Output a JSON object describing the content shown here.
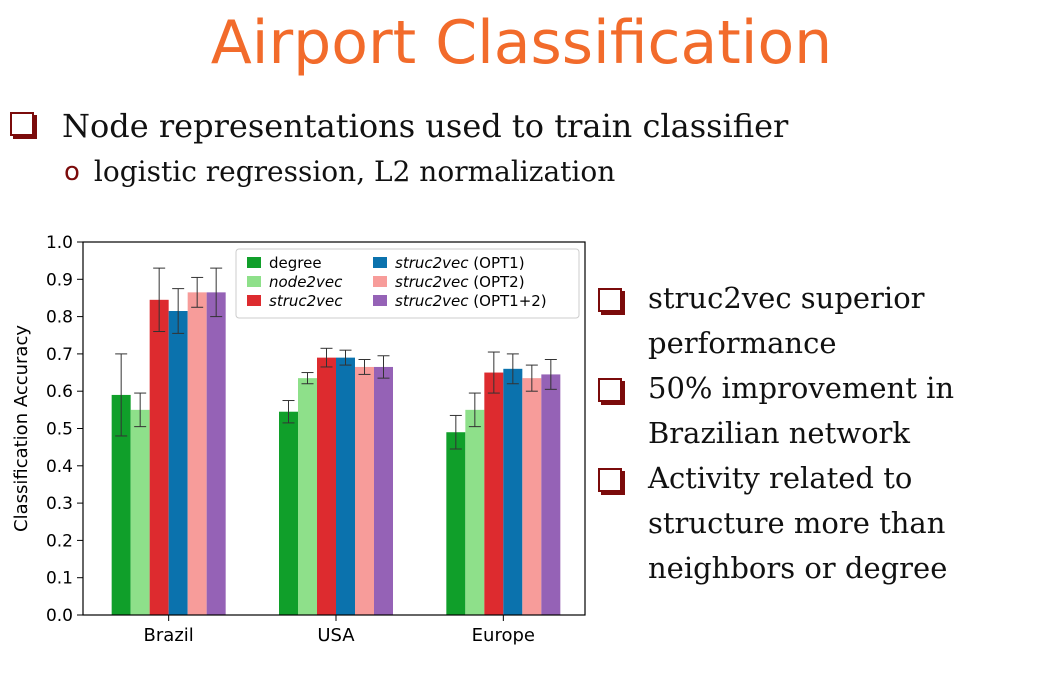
{
  "title": "Airport Classification",
  "bullets": [
    {
      "text": "Node representations used to train classifier",
      "sub": [
        {
          "marker": "o",
          "text": "logistic regression, L2 normalization"
        }
      ]
    }
  ],
  "right_bullets": [
    "struc2vec superior performance",
    "50% improvement in Brazilian network",
    "Activity related to structure more than neighbors or degree"
  ],
  "colors": {
    "title": "#f26b2b",
    "bullet_box": "#7b0b0b"
  },
  "chart_data": {
    "type": "bar",
    "title": "",
    "xlabel": "",
    "ylabel": "Classification Accuracy",
    "ylim": [
      0,
      1.0
    ],
    "yticks": [
      "0.0",
      "0.1",
      "0.2",
      "0.3",
      "0.4",
      "0.5",
      "0.6",
      "0.7",
      "0.8",
      "0.9",
      "1.0"
    ],
    "categories": [
      "Brazil",
      "USA",
      "Europe"
    ],
    "legend_position": "top-right",
    "series": [
      {
        "name": "degree",
        "italic": false,
        "color": "#109f2a",
        "values": [
          0.59,
          0.545,
          0.49
        ],
        "errors": [
          0.11,
          0.03,
          0.045
        ]
      },
      {
        "name": "node2vec",
        "italic": true,
        "color": "#8ee08a",
        "values": [
          0.55,
          0.635,
          0.55
        ],
        "errors": [
          0.045,
          0.015,
          0.045
        ]
      },
      {
        "name": "struc2vec",
        "italic": true,
        "color": "#dd2b2f",
        "values": [
          0.845,
          0.69,
          0.65
        ],
        "errors": [
          0.085,
          0.025,
          0.055
        ]
      },
      {
        "name": "struc2vec",
        "suffix": " (OPT1)",
        "italic": true,
        "color": "#0b72ad",
        "values": [
          0.815,
          0.69,
          0.66
        ],
        "errors": [
          0.06,
          0.02,
          0.04
        ]
      },
      {
        "name": "struc2vec",
        "suffix": " (OPT2)",
        "italic": true,
        "color": "#f79c9a",
        "values": [
          0.865,
          0.665,
          0.635
        ],
        "errors": [
          0.04,
          0.02,
          0.035
        ]
      },
      {
        "name": "struc2vec",
        "suffix": " (OPT1+2)",
        "italic": true,
        "color": "#9562b6",
        "values": [
          0.865,
          0.665,
          0.645
        ],
        "errors": [
          0.065,
          0.03,
          0.04
        ]
      }
    ]
  }
}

------------------------------------------------------------------------

__The request__:
Output the records above exactly as they are, leaving out the pictures.

__Worked answer__:
Output a JSON object describing the content shown here.
{
  "title": "Airport Classification",
  "bullets": [
    {
      "text": "Node representations used to train classifier",
      "sub": [
        {
          "marker": "o",
          "text": "logistic regression, L2 normalization"
        }
      ]
    }
  ],
  "right_bullets": [
    "struc2vec superior performance",
    "50% improvement in Brazilian network",
    "Activity related to structure more than neighbors or degree"
  ],
  "colors": {
    "title": "#f26b2b",
    "bullet_box": "#7b0b0b"
  },
  "chart_data": {
    "type": "bar",
    "title": "",
    "xlabel": "",
    "ylabel": "Classification Accuracy",
    "ylim": [
      0,
      1.0
    ],
    "yticks": [
      "0.0",
      "0.1",
      "0.2",
      "0.3",
      "0.4",
      "0.5",
      "0.6",
      "0.7",
      "0.8",
      "0.9",
      "1.0"
    ],
    "categories": [
      "Brazil",
      "USA",
      "Europe"
    ],
    "legend_position": "top-right",
    "series": [
      {
        "name": "degree",
        "italic": false,
        "color": "#109f2a",
        "values": [
          0.59,
          0.545,
          0.49
        ],
        "errors": [
          0.11,
          0.03,
          0.045
        ]
      },
      {
        "name": "node2vec",
        "italic": true,
        "color": "#8ee08a",
        "values": [
          0.55,
          0.635,
          0.55
        ],
        "errors": [
          0.045,
          0.015,
          0.045
        ]
      },
      {
        "name": "struc2vec",
        "italic": true,
        "color": "#dd2b2f",
        "values": [
          0.845,
          0.69,
          0.65
        ],
        "errors": [
          0.085,
          0.025,
          0.055
        ]
      },
      {
        "name": "struc2vec",
        "suffix": " (OPT1)",
        "italic": true,
        "color": "#0b72ad",
        "values": [
          0.815,
          0.69,
          0.66
        ],
        "errors": [
          0.06,
          0.02,
          0.04
        ]
      },
      {
        "name": "struc2vec",
        "suffix": " (OPT2)",
        "italic": true,
        "color": "#f79c9a",
        "values": [
          0.865,
          0.665,
          0.635
        ],
        "errors": [
          0.04,
          0.02,
          0.035
        ]
      },
      {
        "name": "struc2vec",
        "suffix": " (OPT1+2)",
        "italic": true,
        "color": "#9562b6",
        "values": [
          0.865,
          0.665,
          0.645
        ],
        "errors": [
          0.065,
          0.03,
          0.04
        ]
      }
    ]
  }
}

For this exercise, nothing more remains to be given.